*** AVAILABLE DATA ***
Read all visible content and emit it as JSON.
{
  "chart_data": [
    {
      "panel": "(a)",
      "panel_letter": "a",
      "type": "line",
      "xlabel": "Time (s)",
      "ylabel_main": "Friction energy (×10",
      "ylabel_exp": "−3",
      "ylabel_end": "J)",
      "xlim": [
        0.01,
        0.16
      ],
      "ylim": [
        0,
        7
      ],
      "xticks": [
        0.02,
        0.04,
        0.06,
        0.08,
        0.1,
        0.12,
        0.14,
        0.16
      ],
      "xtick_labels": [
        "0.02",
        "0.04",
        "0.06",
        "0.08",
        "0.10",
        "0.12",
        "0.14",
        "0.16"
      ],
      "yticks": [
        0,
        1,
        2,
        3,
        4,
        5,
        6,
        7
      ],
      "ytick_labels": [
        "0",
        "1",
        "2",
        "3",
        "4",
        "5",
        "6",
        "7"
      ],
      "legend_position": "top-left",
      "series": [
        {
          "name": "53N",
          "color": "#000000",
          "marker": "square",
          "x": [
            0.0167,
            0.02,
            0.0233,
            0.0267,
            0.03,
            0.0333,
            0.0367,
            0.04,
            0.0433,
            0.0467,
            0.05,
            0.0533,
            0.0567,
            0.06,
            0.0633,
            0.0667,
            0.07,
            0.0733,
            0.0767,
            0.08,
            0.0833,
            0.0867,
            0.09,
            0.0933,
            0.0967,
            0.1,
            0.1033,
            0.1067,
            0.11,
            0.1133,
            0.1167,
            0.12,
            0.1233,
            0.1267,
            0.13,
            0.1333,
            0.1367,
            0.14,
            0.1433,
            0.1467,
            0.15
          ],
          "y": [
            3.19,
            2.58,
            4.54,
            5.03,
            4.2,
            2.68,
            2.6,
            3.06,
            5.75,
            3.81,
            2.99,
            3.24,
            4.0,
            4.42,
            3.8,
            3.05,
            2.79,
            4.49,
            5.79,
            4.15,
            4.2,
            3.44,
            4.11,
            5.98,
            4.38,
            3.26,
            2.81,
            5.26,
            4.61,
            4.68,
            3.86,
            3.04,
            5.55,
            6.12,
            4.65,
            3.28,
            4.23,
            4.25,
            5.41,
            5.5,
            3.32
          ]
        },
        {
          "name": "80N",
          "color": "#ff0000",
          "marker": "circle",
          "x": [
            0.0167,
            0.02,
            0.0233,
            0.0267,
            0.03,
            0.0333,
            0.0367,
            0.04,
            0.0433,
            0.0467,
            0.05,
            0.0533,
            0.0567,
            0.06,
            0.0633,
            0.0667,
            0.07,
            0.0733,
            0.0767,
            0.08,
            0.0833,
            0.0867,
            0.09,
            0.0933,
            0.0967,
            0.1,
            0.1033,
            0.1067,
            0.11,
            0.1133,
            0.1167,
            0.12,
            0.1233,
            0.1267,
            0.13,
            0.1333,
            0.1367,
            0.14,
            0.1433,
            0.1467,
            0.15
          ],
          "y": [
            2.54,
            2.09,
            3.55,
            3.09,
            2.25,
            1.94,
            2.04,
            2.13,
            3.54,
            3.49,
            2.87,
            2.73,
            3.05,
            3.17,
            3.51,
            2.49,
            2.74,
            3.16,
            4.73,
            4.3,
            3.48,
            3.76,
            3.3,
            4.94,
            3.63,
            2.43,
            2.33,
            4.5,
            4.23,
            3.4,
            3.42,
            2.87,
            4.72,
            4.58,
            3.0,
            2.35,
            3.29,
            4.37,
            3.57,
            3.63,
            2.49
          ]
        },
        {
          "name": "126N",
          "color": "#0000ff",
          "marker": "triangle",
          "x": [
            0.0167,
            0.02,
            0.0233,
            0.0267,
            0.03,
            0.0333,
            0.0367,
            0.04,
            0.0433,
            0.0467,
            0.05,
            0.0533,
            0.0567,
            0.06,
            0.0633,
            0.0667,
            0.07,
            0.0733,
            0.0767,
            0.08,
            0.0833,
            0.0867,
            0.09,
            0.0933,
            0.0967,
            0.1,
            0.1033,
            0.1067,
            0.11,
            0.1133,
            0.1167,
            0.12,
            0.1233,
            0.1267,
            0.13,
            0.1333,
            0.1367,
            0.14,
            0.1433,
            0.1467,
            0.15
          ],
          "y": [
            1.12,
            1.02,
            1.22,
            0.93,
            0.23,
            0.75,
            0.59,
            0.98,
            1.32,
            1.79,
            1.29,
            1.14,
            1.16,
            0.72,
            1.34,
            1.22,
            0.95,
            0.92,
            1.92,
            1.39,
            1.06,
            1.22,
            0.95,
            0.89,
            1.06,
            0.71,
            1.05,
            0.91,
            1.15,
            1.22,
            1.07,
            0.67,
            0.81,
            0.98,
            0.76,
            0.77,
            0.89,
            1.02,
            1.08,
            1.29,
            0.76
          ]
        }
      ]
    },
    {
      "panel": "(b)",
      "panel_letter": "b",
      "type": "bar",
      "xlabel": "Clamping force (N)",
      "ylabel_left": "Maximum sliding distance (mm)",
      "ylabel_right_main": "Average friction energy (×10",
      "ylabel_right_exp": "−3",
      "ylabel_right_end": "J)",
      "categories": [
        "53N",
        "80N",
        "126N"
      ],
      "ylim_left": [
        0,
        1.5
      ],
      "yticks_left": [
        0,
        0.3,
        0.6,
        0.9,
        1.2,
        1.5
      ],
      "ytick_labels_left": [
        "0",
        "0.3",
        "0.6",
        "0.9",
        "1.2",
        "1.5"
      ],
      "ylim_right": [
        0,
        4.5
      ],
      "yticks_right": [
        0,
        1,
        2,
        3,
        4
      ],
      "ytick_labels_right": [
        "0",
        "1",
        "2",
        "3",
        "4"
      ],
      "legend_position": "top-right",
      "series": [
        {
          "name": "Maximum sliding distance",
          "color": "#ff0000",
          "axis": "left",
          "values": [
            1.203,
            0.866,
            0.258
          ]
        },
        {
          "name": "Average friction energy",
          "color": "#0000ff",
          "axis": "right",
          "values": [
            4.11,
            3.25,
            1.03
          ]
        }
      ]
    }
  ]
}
***
INSTRUCTIONS TO FOLLOW: Copy each line above that contains the string "Average".

RESULT FOR THIS EXERCISE:
      "ylabel_right_main": "Average friction energy (×10",
          "name": "Average friction energy",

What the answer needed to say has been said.